WHAT THIS TASK INVOLVES:
Pull out from the material below all lines with "title".
|---|
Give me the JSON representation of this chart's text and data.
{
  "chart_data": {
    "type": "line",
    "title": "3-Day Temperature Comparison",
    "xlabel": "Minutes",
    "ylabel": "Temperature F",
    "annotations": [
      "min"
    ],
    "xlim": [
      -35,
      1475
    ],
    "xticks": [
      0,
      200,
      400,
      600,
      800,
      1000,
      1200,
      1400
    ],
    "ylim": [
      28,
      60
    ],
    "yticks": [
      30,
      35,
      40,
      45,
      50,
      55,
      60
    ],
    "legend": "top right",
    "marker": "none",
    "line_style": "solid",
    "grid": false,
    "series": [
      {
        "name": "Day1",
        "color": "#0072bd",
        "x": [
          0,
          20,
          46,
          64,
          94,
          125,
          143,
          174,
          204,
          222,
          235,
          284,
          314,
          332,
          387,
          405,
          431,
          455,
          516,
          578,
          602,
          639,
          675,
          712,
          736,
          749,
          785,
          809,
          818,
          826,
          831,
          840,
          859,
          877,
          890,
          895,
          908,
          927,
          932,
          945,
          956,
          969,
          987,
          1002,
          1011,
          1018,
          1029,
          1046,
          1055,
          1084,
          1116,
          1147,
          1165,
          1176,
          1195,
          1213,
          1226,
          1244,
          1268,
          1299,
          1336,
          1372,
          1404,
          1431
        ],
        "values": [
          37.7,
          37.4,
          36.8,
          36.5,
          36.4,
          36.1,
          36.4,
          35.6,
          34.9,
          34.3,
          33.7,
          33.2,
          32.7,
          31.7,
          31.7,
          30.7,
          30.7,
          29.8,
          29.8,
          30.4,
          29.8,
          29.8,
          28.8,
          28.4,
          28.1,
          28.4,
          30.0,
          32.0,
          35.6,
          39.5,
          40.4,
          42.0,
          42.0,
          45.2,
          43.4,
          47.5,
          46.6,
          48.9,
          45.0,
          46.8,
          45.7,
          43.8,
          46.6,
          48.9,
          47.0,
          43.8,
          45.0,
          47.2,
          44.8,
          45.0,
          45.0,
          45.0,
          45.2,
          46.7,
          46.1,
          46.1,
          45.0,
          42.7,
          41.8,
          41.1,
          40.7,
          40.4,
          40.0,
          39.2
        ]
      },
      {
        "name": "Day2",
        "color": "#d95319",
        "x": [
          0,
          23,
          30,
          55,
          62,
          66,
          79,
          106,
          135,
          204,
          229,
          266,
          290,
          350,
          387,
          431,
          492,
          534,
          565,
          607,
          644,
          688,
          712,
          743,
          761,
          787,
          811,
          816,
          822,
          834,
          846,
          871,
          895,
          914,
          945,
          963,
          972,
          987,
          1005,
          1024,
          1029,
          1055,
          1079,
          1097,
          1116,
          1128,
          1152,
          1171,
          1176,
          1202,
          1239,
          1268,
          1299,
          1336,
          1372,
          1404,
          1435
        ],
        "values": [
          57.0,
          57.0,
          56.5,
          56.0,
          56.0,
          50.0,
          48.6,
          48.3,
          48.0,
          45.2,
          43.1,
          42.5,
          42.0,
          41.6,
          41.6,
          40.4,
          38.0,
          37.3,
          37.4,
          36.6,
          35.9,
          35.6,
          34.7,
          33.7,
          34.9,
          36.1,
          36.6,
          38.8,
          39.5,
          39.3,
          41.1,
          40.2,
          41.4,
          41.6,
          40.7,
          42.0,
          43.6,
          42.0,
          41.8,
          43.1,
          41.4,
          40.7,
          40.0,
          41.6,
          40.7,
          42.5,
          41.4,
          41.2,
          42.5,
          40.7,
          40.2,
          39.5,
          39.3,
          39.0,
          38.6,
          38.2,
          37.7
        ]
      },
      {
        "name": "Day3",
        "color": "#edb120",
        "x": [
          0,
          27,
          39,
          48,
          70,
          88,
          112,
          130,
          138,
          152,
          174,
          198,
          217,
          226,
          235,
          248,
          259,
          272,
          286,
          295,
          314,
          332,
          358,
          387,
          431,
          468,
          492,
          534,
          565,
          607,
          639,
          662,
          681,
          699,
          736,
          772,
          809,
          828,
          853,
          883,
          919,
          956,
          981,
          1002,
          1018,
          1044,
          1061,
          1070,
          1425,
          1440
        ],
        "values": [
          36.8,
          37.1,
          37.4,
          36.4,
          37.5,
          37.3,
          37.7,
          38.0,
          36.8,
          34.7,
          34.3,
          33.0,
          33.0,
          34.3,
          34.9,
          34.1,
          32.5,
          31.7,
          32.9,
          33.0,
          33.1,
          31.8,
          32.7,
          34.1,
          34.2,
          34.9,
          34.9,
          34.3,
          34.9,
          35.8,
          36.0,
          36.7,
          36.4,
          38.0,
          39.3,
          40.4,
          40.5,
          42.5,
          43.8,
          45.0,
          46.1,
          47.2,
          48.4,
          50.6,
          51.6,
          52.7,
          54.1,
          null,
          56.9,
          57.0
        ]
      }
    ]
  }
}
|---|
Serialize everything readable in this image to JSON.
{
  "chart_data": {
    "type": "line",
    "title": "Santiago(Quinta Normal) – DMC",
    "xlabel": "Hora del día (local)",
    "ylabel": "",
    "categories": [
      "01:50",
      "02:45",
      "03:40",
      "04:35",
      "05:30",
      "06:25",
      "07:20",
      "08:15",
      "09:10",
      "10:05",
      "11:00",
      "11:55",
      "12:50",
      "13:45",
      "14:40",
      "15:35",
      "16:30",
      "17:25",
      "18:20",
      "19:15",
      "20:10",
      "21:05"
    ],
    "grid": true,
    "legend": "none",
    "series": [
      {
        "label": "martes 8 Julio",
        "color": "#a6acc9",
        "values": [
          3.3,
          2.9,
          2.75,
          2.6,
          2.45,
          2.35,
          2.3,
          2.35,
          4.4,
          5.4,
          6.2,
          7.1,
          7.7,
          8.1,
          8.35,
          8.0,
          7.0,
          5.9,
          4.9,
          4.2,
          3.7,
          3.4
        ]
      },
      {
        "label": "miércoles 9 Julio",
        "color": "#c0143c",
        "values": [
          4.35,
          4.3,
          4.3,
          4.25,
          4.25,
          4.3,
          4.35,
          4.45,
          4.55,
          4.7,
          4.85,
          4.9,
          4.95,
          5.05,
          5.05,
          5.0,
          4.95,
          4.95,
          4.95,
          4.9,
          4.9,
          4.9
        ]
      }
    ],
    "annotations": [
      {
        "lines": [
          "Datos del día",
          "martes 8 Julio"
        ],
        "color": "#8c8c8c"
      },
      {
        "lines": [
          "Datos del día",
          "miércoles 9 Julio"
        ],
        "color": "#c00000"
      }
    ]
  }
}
|---|
PROBLEM SOLUTION:
    "title": "3-Day Temperature Comparison",
    "title": "Santiago(Quinta Normal) – DMC",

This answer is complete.